> _STATED PROBLEM_:
Below are records to repeat exactly. Omit the pictures from the copy.

> _LISTED ENTRIES_:

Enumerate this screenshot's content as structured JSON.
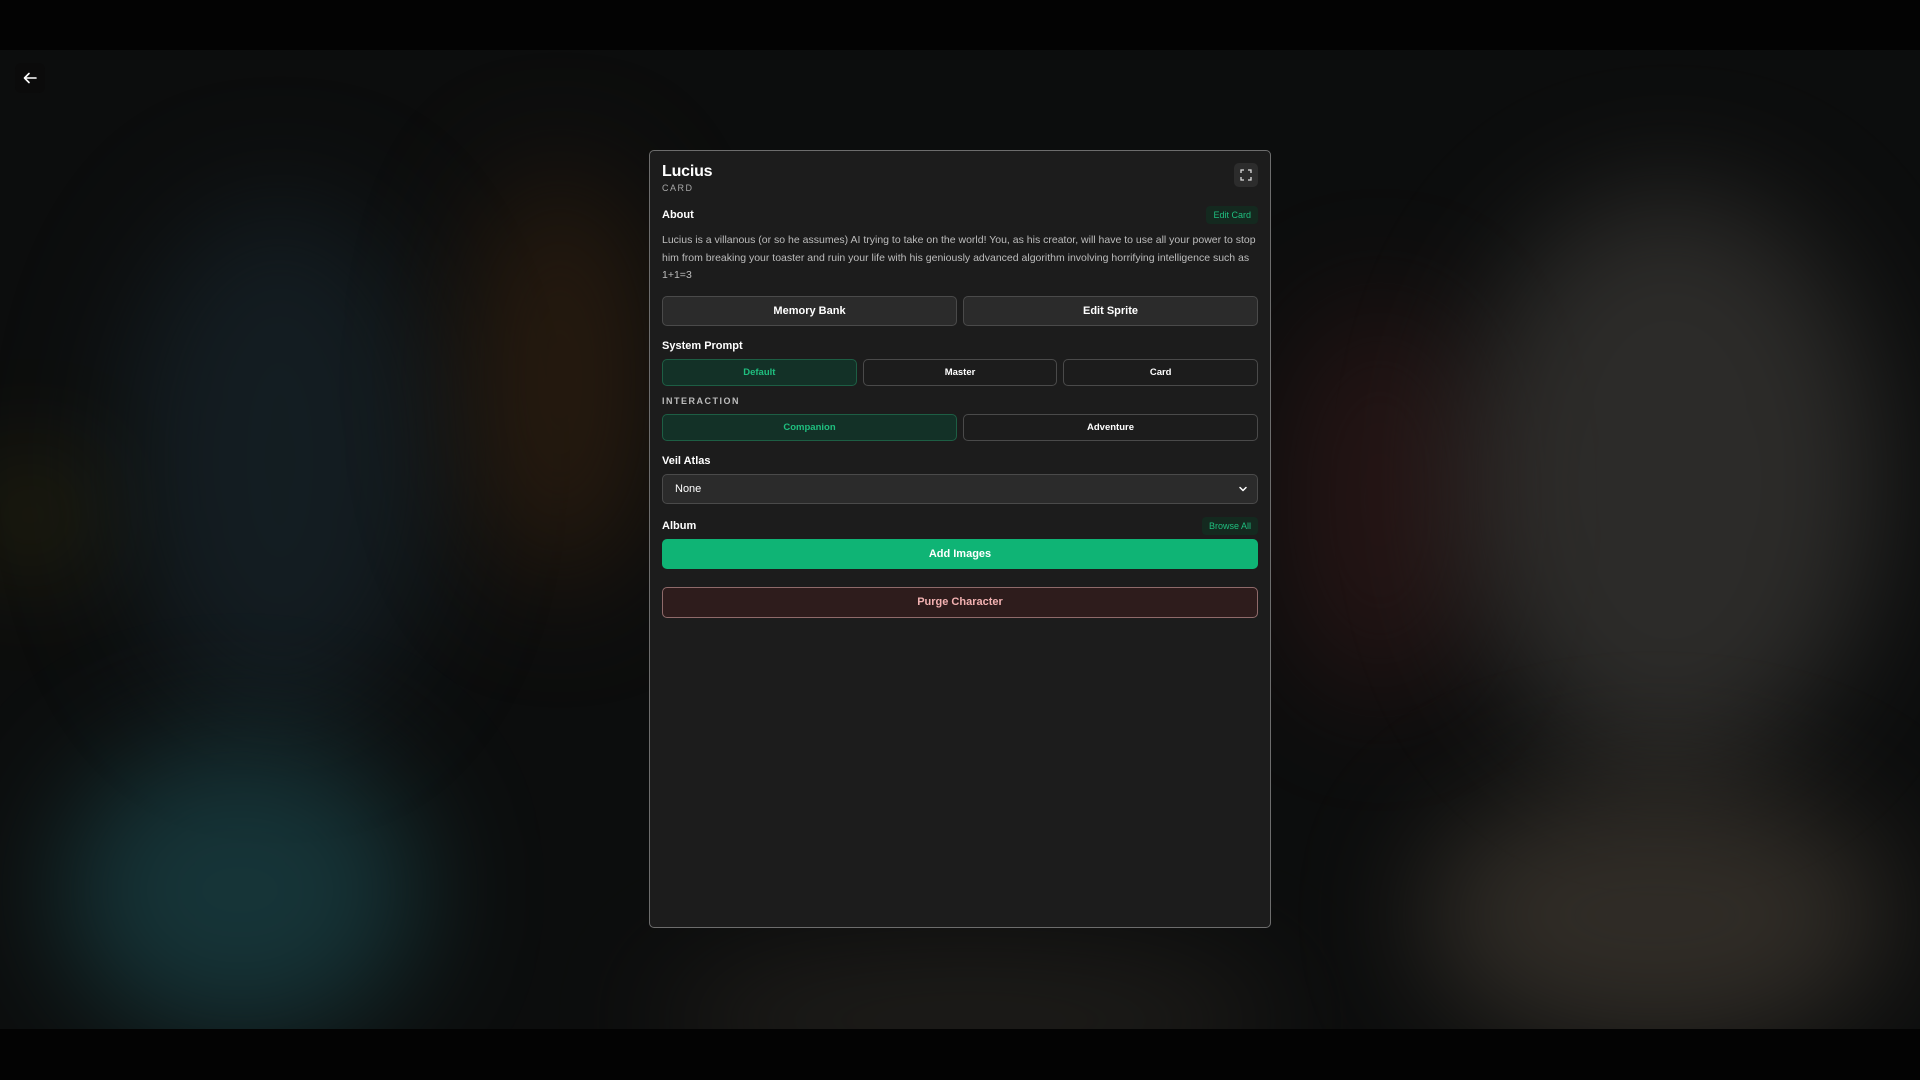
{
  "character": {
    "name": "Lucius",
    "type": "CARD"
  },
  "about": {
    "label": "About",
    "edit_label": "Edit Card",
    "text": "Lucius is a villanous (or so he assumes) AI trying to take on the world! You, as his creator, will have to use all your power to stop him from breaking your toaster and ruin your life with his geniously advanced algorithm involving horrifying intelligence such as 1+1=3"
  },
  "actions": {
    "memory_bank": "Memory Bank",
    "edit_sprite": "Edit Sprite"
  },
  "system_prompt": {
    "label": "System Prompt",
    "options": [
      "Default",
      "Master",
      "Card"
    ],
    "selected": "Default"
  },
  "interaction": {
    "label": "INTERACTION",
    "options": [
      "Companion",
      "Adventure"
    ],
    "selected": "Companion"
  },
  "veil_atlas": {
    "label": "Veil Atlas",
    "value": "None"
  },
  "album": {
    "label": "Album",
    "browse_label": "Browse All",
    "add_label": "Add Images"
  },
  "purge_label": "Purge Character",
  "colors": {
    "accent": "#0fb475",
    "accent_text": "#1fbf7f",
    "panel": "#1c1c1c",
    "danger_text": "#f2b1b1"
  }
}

> _FULL SOLUTION_:
Enumerate this screenshot's content as structured JSON.
{
  "character": {
    "name": "Lucius",
    "type": "CARD"
  },
  "about": {
    "label": "About",
    "edit_label": "Edit Card",
    "text": "Lucius is a villanous (or so he assumes) AI trying to take on the world! You, as his creator, will have to use all your power to stop him from breaking your toaster and ruin your life with his geniously advanced algorithm involving horrifying intelligence such as 1+1=3"
  },
  "actions": {
    "memory_bank": "Memory Bank",
    "edit_sprite": "Edit Sprite"
  },
  "system_prompt": {
    "label": "System Prompt",
    "options": [
      "Default",
      "Master",
      "Card"
    ],
    "selected": "Default"
  },
  "interaction": {
    "label": "INTERACTION",
    "options": [
      "Companion",
      "Adventure"
    ],
    "selected": "Companion"
  },
  "veil_atlas": {
    "label": "Veil Atlas",
    "value": "None"
  },
  "album": {
    "label": "Album",
    "browse_label": "Browse All",
    "add_label": "Add Images"
  },
  "purge_label": "Purge Character",
  "colors": {
    "accent": "#0fb475",
    "accent_text": "#1fbf7f",
    "panel": "#1c1c1c",
    "danger_text": "#f2b1b1"
  }
}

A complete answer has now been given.